> [Goal]: Retype precisely the section of the data that starts at the line containing "Give me a plain-text" and runs to its final line, ends included.

> [Extracted information]:
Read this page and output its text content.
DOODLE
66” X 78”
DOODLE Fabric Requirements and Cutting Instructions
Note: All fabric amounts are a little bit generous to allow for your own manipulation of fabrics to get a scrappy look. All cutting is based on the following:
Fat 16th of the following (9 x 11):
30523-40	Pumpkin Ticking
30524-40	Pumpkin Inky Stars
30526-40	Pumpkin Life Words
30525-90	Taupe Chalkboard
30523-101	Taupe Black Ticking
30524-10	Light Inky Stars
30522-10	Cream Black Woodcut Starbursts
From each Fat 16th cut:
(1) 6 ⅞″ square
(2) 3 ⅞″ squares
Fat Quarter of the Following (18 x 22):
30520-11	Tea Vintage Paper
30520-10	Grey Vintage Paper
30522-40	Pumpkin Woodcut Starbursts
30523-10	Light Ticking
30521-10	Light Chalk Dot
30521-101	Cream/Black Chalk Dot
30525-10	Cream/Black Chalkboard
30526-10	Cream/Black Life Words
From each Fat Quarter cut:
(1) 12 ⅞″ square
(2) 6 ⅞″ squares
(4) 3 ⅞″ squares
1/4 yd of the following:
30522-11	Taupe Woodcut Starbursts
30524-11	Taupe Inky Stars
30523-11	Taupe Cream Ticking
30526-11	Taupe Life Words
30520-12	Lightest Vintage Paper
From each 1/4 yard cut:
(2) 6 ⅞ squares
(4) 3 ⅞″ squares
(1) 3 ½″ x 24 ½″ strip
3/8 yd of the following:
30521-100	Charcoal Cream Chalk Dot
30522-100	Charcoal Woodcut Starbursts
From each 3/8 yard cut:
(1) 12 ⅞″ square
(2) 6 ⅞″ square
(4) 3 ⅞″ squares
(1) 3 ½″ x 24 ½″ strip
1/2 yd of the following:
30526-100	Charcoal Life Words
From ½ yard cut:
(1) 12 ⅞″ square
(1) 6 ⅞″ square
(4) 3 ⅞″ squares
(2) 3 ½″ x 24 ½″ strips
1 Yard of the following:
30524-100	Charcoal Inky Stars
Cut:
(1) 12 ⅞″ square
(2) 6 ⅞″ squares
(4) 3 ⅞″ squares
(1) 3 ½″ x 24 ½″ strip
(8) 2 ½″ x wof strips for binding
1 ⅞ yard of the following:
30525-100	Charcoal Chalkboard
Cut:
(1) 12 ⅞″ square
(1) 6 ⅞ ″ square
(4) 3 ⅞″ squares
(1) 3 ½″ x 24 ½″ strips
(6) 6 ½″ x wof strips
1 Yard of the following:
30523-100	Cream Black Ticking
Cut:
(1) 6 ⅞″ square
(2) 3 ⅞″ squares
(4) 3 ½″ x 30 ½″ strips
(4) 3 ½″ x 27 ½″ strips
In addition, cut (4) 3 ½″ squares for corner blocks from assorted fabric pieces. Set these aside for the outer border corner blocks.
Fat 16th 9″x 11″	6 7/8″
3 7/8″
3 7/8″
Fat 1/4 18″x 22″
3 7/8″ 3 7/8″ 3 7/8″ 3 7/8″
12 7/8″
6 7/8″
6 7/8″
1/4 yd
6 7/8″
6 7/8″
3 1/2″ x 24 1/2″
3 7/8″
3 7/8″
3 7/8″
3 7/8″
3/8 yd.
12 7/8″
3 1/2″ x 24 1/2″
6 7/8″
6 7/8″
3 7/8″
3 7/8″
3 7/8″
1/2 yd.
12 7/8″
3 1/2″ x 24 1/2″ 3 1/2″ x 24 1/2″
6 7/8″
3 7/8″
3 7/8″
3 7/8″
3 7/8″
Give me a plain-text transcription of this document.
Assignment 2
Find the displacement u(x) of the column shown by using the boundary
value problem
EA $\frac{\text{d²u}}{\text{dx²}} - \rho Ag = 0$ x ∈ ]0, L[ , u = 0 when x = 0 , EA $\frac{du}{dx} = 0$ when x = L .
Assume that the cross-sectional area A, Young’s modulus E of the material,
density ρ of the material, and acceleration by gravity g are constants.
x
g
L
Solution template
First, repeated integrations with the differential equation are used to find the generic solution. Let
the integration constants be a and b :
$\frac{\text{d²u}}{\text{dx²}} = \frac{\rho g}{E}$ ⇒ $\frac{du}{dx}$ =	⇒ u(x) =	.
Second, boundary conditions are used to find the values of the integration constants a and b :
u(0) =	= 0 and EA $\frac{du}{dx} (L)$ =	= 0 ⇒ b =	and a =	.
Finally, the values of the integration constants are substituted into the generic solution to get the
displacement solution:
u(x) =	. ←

> [Solution to the exercise]:
Give me a plain-text transcription of this document.
Assignment 2
Find the displacement u(x) of the column shown by using the boundary
value problem
EA $\frac{\text{d²u}}{\text{dx²}} - \rho Ag = 0$ x ∈ ]0, L[ , u = 0 when x = 0 , EA $\frac{du}{dx} = 0$ when x = L .
Assume that the cross-sectional area A, Young’s modulus E of the material,
density ρ of the material, and acceleration by gravity g are constants.
x
g
L
Solution template
First, repeated integrations with the differential equation are used to find the generic solution. Let
the integration constants be a and b :
$\frac{\text{d²u}}{\text{dx²}} = \frac{\rho g}{E}$ ⇒ $\frac{du}{dx}$ =	⇒ u(x) =	.
Second, boundary conditions are used to find the values of the integration constants a and b :
u(0) =	= 0 and EA $\frac{du}{dx} (L)$ =	= 0 ⇒ b =	and a =	.
Finally, the values of the integration constants are substituted into the generic solution to get the
displacement solution:
u(x) =	. ←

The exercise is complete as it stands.